Stored entries
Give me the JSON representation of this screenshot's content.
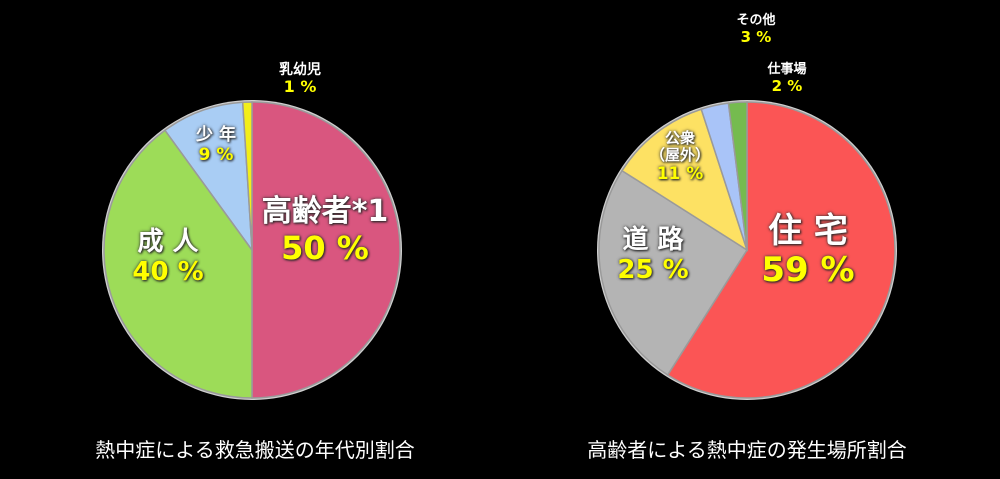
{
  "chart_data": [
    {
      "type": "pie",
      "title": "熱中症による救急搬送の年代別割合",
      "categories": [
        "高齢者*1",
        "成人",
        "少年",
        "乳幼児"
      ],
      "values": [
        50,
        40,
        9,
        1
      ],
      "colors": [
        "#d9567f",
        "#9ddc58",
        "#a9cdf4",
        "#f2ee1a"
      ],
      "start_angle_deg": 0,
      "direction": "clockwise",
      "labels": [
        {
          "name": "高齢者*1",
          "pct": "50 %"
        },
        {
          "name": "成 人",
          "pct": "40 %"
        },
        {
          "name": "少 年",
          "pct": "9 %"
        },
        {
          "name": "乳幼児",
          "pct": "1 %"
        }
      ]
    },
    {
      "type": "pie",
      "title": "高齢者による熱中症の発生場所割合",
      "categories": [
        "住宅",
        "道路",
        "公衆（屋外）",
        "その他",
        "仕事場"
      ],
      "values": [
        59,
        25,
        11,
        3,
        2
      ],
      "colors": [
        "#fb5555",
        "#b4b4b4",
        "#fde163",
        "#a9c4f8",
        "#75bb4f"
      ],
      "start_angle_deg": 0,
      "direction": "clockwise",
      "labels": [
        {
          "name": "住 宅",
          "pct": "59 %"
        },
        {
          "name": "道 路",
          "pct": "25 %"
        },
        {
          "name": "公衆\n（屋外）",
          "pct": "11 %"
        },
        {
          "name": "その他",
          "pct": "3 %"
        },
        {
          "name": "仕事場",
          "pct": "2 %"
        }
      ]
    }
  ],
  "left": {
    "caption": "熱中症による救急搬送の年代別割合",
    "labels": {
      "elderly": {
        "name": "高齢者*1",
        "pct": "50 %"
      },
      "adult": {
        "name": "成 人",
        "pct": "40 %"
      },
      "youth": {
        "name": "少 年",
        "pct": "9 %"
      },
      "infant": {
        "name": "乳幼児",
        "pct": "1 %"
      }
    }
  },
  "right": {
    "caption": "高齢者による熱中症の発生場所割合",
    "labels": {
      "home": {
        "name": "住 宅",
        "pct": "59 %"
      },
      "road": {
        "name": "道 路",
        "pct": "25 %"
      },
      "public_line1": "公衆",
      "public_line2": "（屋外）",
      "public_pct": "11 %",
      "other": {
        "name": "その他",
        "pct": "3 %"
      },
      "work": {
        "name": "仕事場",
        "pct": "2 %"
      }
    }
  }
}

→ WHAT THIS TASK INVOLVES: All records must be output exactly as they are, except for the pictures, which are left out.

→ CORRECT RESPONSE:
Give me the JSON representation of this screenshot's content.
{
  "chart_data": [
    {
      "type": "pie",
      "title": "熱中症による救急搬送の年代別割合",
      "categories": [
        "高齢者*1",
        "成人",
        "少年",
        "乳幼児"
      ],
      "values": [
        50,
        40,
        9,
        1
      ],
      "colors": [
        "#d9567f",
        "#9ddc58",
        "#a9cdf4",
        "#f2ee1a"
      ],
      "start_angle_deg": 0,
      "direction": "clockwise",
      "labels": [
        {
          "name": "高齢者*1",
          "pct": "50 %"
        },
        {
          "name": "成 人",
          "pct": "40 %"
        },
        {
          "name": "少 年",
          "pct": "9 %"
        },
        {
          "name": "乳幼児",
          "pct": "1 %"
        }
      ]
    },
    {
      "type": "pie",
      "title": "高齢者による熱中症の発生場所割合",
      "categories": [
        "住宅",
        "道路",
        "公衆（屋外）",
        "その他",
        "仕事場"
      ],
      "values": [
        59,
        25,
        11,
        3,
        2
      ],
      "colors": [
        "#fb5555",
        "#b4b4b4",
        "#fde163",
        "#a9c4f8",
        "#75bb4f"
      ],
      "start_angle_deg": 0,
      "direction": "clockwise",
      "labels": [
        {
          "name": "住 宅",
          "pct": "59 %"
        },
        {
          "name": "道 路",
          "pct": "25 %"
        },
        {
          "name": "公衆\n（屋外）",
          "pct": "11 %"
        },
        {
          "name": "その他",
          "pct": "3 %"
        },
        {
          "name": "仕事場",
          "pct": "2 %"
        }
      ]
    }
  ],
  "left": {
    "caption": "熱中症による救急搬送の年代別割合",
    "labels": {
      "elderly": {
        "name": "高齢者*1",
        "pct": "50 %"
      },
      "adult": {
        "name": "成 人",
        "pct": "40 %"
      },
      "youth": {
        "name": "少 年",
        "pct": "9 %"
      },
      "infant": {
        "name": "乳幼児",
        "pct": "1 %"
      }
    }
  },
  "right": {
    "caption": "高齢者による熱中症の発生場所割合",
    "labels": {
      "home": {
        "name": "住 宅",
        "pct": "59 %"
      },
      "road": {
        "name": "道 路",
        "pct": "25 %"
      },
      "public_line1": "公衆",
      "public_line2": "（屋外）",
      "public_pct": "11 %",
      "other": {
        "name": "その他",
        "pct": "3 %"
      },
      "work": {
        "name": "仕事場",
        "pct": "2 %"
      }
    }
  }
}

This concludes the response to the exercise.